_TASK PROMPT_
All entries must be repeated exactly; do not include the pictures.

--------

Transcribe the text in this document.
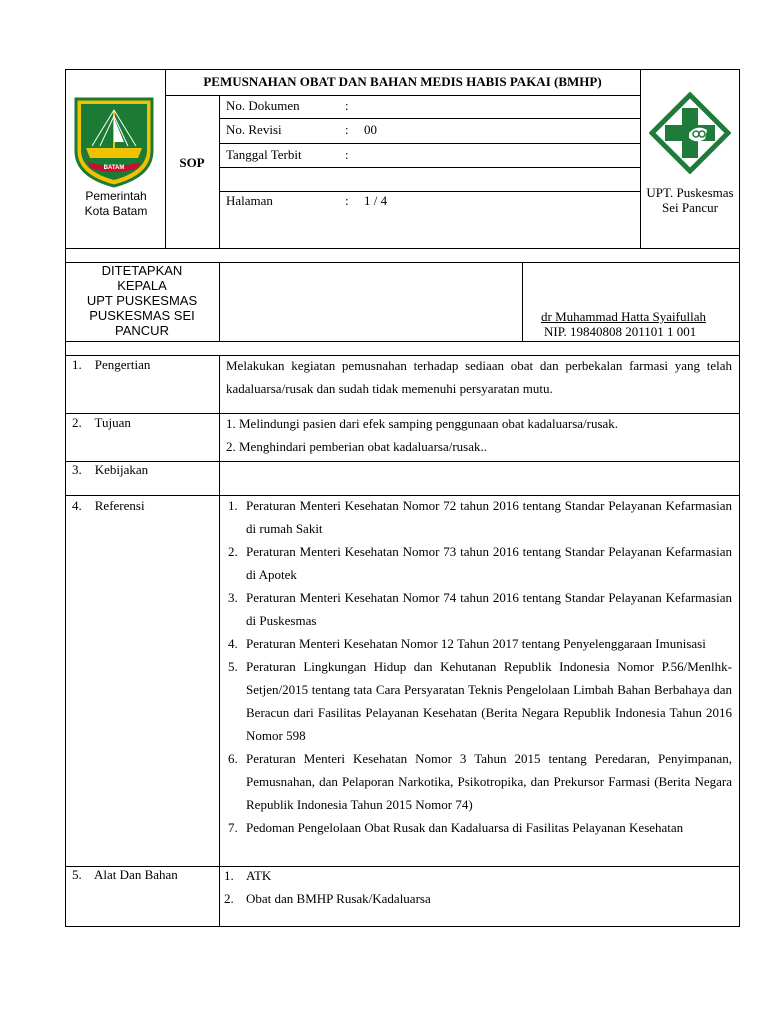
BATAM
Pemerintah Kota Batam
PEMUSNAHAN OBAT DAN BAHAN MEDIS HABIS PAKAI (BMHP)
SOP
No. Dokumen	:
No. Revisi	: 00
Tanggal Terbit	:
Halaman	: 1 / 4
UPT. Puskesmas Sei Pancur
DITETAPKAN
KEPALA
UPT PUSKESMAS
PUSKESMAS SEI
PANCUR
dr Muhammad Hatta Syaifullah
NIP. 19840808 201101 1 001
1.    Pengertian	Melakukan kegiatan pemusnahan terhadap sediaan obat dan perbekalan farmasi yang telah kadaluarsa/rusak dan sudah tidak memenuhi persyaratan mutu.
2.    Tujuan	1. Melindungi pasien dari efek samping penggunaan obat kadaluarsa/rusak.
2. Menghindari pemberian obat kadaluarsa/rusak..
3.    Kebijakan
4.    Referensi	1. Peraturan Menteri Kesehatan Nomor 72 tahun 2016 tentang Standar Pelayanan Kefarmasian di rumah Sakit
2. Peraturan Menteri Kesehatan Nomor 73 tahun 2016 tentang Standar Pelayanan Kefarmasian di Apotek
3. Peraturan Menteri Kesehatan Nomor 74 tahun 2016 tentang Standar Pelayanan Kefarmasian di Puskesmas
4. Peraturan Menteri Kesehatan Nomor 12 Tahun 2017 tentang Penyelenggaraan Imunisasi
5. Peraturan Lingkungan Hidup dan Kehutanan Republik Indonesia Nomor P.56/Menlhk-Setjen/2015 tentang tata Cara Persyaratan Teknis Pengelolaan Limbah Bahan Berbahaya dan Beracun dari Fasilitas Pelayanan Kesehatan (Berita Negara Republik Indonesia Tahun 2016 Nomor 598
6. Peraturan Menteri Kesehatan Nomor 3 Tahun 2015 tentang Peredaran, Penyimpanan, Pemusnahan, dan Pelaporan Narkotika, Psikotropika, dan Prekursor Farmasi (Berita Negara Republik Indonesia Tahun 2015 Nomor 74)
7. Pedoman Pengelolaan Obat Rusak dan Kadaluarsa di Fasilitas Pelayanan Kesehatan
5.    Alat Dan Bahan	1. ATK
2. Obat dan BMHP Rusak/Kadaluarsa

--------

_SOLVED PROBLEM_
Transcribe the text in this document.
BATAM
Pemerintah Kota Batam
PEMUSNAHAN OBAT DAN BAHAN MEDIS HABIS PAKAI (BMHP)
SOP
No. Dokumen	:
No. Revisi	: 00
Tanggal Terbit	:
Halaman	: 1 / 4
UPT. Puskesmas Sei Pancur
DITETAPKAN
KEPALA
UPT PUSKESMAS
PUSKESMAS SEI
PANCUR
dr Muhammad Hatta Syaifullah
NIP. 19840808 201101 1 001
1.    Pengertian	Melakukan kegiatan pemusnahan terhadap sediaan obat dan perbekalan farmasi yang telah kadaluarsa/rusak dan sudah tidak memenuhi persyaratan mutu.
2.    Tujuan	1. Melindungi pasien dari efek samping penggunaan obat kadaluarsa/rusak.
2. Menghindari pemberian obat kadaluarsa/rusak..
3.    Kebijakan
4.    Referensi	1. Peraturan Menteri Kesehatan Nomor 72 tahun 2016 tentang Standar Pelayanan Kefarmasian di rumah Sakit
2. Peraturan Menteri Kesehatan Nomor 73 tahun 2016 tentang Standar Pelayanan Kefarmasian di Apotek
3. Peraturan Menteri Kesehatan Nomor 74 tahun 2016 tentang Standar Pelayanan Kefarmasian di Puskesmas
4. Peraturan Menteri Kesehatan Nomor 12 Tahun 2017 tentang Penyelenggaraan Imunisasi
5. Peraturan Lingkungan Hidup dan Kehutanan Republik Indonesia Nomor P.56/Menlhk-Setjen/2015 tentang tata Cara Persyaratan Teknis Pengelolaan Limbah Bahan Berbahaya dan Beracun dari Fasilitas Pelayanan Kesehatan (Berita Negara Republik Indonesia Tahun 2016 Nomor 598
6. Peraturan Menteri Kesehatan Nomor 3 Tahun 2015 tentang Peredaran, Penyimpanan, Pemusnahan, dan Pelaporan Narkotika, Psikotropika, dan Prekursor Farmasi (Berita Negara Republik Indonesia Tahun 2015 Nomor 74)
7. Pedoman Pengelolaan Obat Rusak dan Kadaluarsa di Fasilitas Pelayanan Kesehatan
5.    Alat Dan Bahan	1. ATK
2. Obat dan BMHP Rusak/Kadaluarsa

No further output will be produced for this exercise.